▶ [WHAT IS EXPECTED]:
Skip the pictures. Repeat everything else in the records word for word.

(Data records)
************

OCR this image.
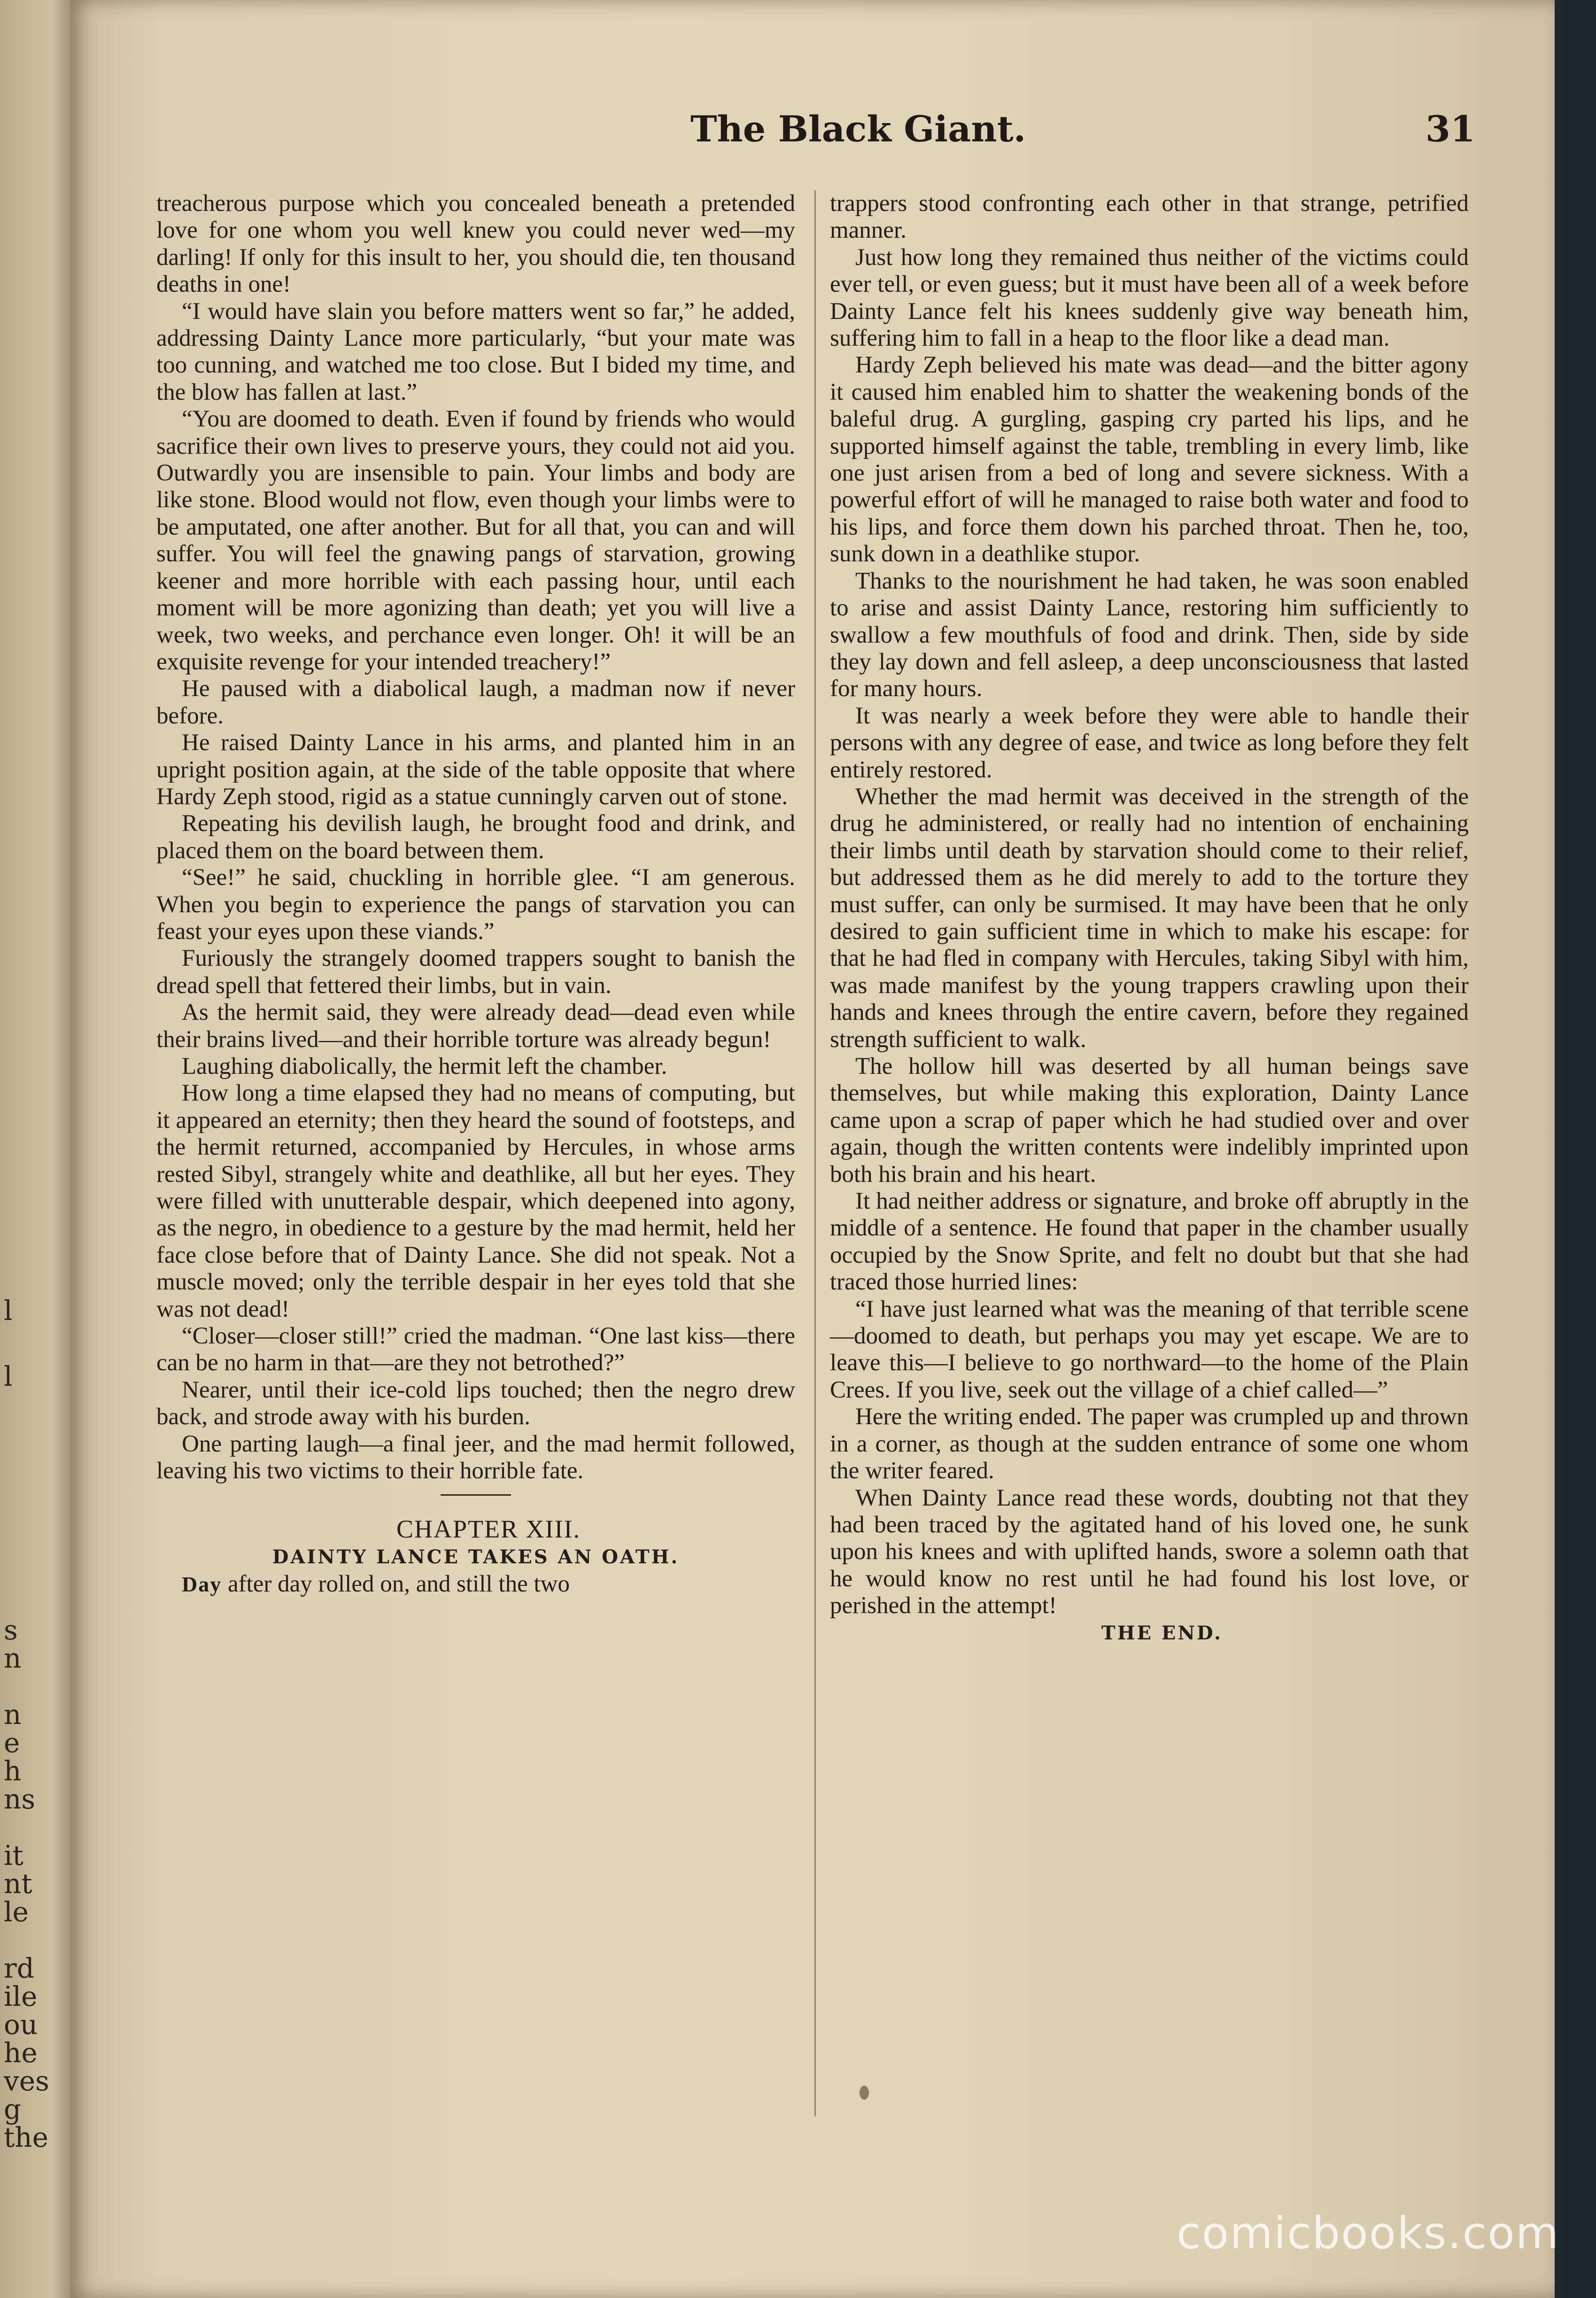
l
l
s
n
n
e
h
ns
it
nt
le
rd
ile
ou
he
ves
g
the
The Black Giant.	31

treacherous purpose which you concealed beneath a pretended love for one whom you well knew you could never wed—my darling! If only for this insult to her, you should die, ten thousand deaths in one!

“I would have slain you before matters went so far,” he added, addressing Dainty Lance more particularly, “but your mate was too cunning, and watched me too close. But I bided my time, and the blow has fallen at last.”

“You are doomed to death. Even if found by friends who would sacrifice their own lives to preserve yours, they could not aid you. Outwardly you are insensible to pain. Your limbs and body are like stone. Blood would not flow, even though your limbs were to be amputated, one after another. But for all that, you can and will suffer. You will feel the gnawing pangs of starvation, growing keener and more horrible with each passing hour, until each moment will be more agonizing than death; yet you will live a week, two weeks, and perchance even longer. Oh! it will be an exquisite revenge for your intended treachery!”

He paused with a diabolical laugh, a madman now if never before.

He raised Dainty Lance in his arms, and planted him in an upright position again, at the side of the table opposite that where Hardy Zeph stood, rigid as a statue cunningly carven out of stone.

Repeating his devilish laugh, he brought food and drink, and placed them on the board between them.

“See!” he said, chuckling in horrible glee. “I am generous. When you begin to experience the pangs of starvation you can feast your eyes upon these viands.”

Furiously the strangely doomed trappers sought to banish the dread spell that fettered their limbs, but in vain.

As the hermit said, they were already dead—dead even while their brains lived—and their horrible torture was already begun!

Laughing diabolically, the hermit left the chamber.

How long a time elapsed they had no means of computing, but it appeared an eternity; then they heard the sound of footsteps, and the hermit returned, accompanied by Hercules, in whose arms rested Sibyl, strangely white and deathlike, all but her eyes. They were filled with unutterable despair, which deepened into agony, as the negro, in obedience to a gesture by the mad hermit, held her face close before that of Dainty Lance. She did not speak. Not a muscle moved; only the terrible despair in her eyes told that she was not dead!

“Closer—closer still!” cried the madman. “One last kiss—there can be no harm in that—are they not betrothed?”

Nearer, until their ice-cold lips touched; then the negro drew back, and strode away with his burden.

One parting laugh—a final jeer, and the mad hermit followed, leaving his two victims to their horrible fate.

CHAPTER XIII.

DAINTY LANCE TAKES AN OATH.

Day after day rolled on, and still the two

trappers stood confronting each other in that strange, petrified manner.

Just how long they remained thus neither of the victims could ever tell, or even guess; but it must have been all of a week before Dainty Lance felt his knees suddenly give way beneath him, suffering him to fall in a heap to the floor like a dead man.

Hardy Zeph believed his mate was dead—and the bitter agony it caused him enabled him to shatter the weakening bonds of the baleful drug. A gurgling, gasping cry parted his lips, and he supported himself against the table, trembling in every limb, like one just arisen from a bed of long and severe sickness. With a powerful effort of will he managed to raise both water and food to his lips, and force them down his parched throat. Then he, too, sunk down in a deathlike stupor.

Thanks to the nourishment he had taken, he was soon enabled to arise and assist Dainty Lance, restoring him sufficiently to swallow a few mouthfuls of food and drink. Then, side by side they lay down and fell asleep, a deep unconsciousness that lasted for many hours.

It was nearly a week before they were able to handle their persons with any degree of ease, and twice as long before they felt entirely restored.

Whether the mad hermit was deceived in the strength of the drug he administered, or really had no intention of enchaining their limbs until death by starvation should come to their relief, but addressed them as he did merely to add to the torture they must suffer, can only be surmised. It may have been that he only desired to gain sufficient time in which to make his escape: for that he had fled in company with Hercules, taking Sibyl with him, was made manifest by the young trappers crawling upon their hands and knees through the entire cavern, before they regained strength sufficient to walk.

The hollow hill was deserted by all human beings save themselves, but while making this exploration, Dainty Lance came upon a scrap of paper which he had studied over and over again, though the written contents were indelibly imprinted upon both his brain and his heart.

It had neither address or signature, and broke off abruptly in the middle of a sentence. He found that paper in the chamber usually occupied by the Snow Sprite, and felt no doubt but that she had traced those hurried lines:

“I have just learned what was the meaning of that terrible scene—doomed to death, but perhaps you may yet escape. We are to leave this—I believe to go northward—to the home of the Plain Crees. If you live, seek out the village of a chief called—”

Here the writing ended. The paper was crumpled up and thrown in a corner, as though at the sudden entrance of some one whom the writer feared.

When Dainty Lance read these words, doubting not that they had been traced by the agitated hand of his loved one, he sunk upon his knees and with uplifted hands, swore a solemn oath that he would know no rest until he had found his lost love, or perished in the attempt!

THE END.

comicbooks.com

************

▶ [THE RESULT]:
OCR this image.
l
l
s
n
n
e
h
ns
it
nt
le
rd
ile
ou
he
ves
g
the
The Black Giant.	31

treacherous purpose which you concealed beneath a pretended love for one whom you well knew you could never wed—my darling! If only for this insult to her, you should die, ten thousand deaths in one!

“I would have slain you before matters went so far,” he added, addressing Dainty Lance more particularly, “but your mate was too cunning, and watched me too close. But I bided my time, and the blow has fallen at last.”

“You are doomed to death. Even if found by friends who would sacrifice their own lives to preserve yours, they could not aid you. Outwardly you are insensible to pain. Your limbs and body are like stone. Blood would not flow, even though your limbs were to be amputated, one after another. But for all that, you can and will suffer. You will feel the gnawing pangs of starvation, growing keener and more horrible with each passing hour, until each moment will be more agonizing than death; yet you will live a week, two weeks, and perchance even longer. Oh! it will be an exquisite revenge for your intended treachery!”

He paused with a diabolical laugh, a madman now if never before.

He raised Dainty Lance in his arms, and planted him in an upright position again, at the side of the table opposite that where Hardy Zeph stood, rigid as a statue cunningly carven out of stone.

Repeating his devilish laugh, he brought food and drink, and placed them on the board between them.

“See!” he said, chuckling in horrible glee. “I am generous. When you begin to experience the pangs of starvation you can feast your eyes upon these viands.”

Furiously the strangely doomed trappers sought to banish the dread spell that fettered their limbs, but in vain.

As the hermit said, they were already dead—dead even while their brains lived—and their horrible torture was already begun!

Laughing diabolically, the hermit left the chamber.

How long a time elapsed they had no means of computing, but it appeared an eternity; then they heard the sound of footsteps, and the hermit returned, accompanied by Hercules, in whose arms rested Sibyl, strangely white and deathlike, all but her eyes. They were filled with unutterable despair, which deepened into agony, as the negro, in obedience to a gesture by the mad hermit, held her face close before that of Dainty Lance. She did not speak. Not a muscle moved; only the terrible despair in her eyes told that she was not dead!

“Closer—closer still!” cried the madman. “One last kiss—there can be no harm in that—are they not betrothed?”

Nearer, until their ice-cold lips touched; then the negro drew back, and strode away with his burden.

One parting laugh—a final jeer, and the mad hermit followed, leaving his two victims to their horrible fate.

CHAPTER XIII.

DAINTY LANCE TAKES AN OATH.

Day after day rolled on, and still the two

trappers stood confronting each other in that strange, petrified manner.

Just how long they remained thus neither of the victims could ever tell, or even guess; but it must have been all of a week before Dainty Lance felt his knees suddenly give way beneath him, suffering him to fall in a heap to the floor like a dead man.

Hardy Zeph believed his mate was dead—and the bitter agony it caused him enabled him to shatter the weakening bonds of the baleful drug. A gurgling, gasping cry parted his lips, and he supported himself against the table, trembling in every limb, like one just arisen from a bed of long and severe sickness. With a powerful effort of will he managed to raise both water and food to his lips, and force them down his parched throat. Then he, too, sunk down in a deathlike stupor.

Thanks to the nourishment he had taken, he was soon enabled to arise and assist Dainty Lance, restoring him sufficiently to swallow a few mouthfuls of food and drink. Then, side by side they lay down and fell asleep, a deep unconsciousness that lasted for many hours.

It was nearly a week before they were able to handle their persons with any degree of ease, and twice as long before they felt entirely restored.

Whether the mad hermit was deceived in the strength of the drug he administered, or really had no intention of enchaining their limbs until death by starvation should come to their relief, but addressed them as he did merely to add to the torture they must suffer, can only be surmised. It may have been that he only desired to gain sufficient time in which to make his escape: for that he had fled in company with Hercules, taking Sibyl with him, was made manifest by the young trappers crawling upon their hands and knees through the entire cavern, before they regained strength sufficient to walk.

The hollow hill was deserted by all human beings save themselves, but while making this exploration, Dainty Lance came upon a scrap of paper which he had studied over and over again, though the written contents were indelibly imprinted upon both his brain and his heart.

It had neither address or signature, and broke off abruptly in the middle of a sentence. He found that paper in the chamber usually occupied by the Snow Sprite, and felt no doubt but that she had traced those hurried lines:

“I have just learned what was the meaning of that terrible scene—doomed to death, but perhaps you may yet escape. We are to leave this—I believe to go northward—to the home of the Plain Crees. If you live, seek out the village of a chief called—”

Here the writing ended. The paper was crumpled up and thrown in a corner, as though at the sudden entrance of some one whom the writer feared.

When Dainty Lance read these words, doubting not that they had been traced by the agitated hand of his loved one, he sunk upon his knees and with uplifted hands, swore a solemn oath that he would know no rest until he had found his lost love, or perished in the attempt!

THE END.

comicbooks.com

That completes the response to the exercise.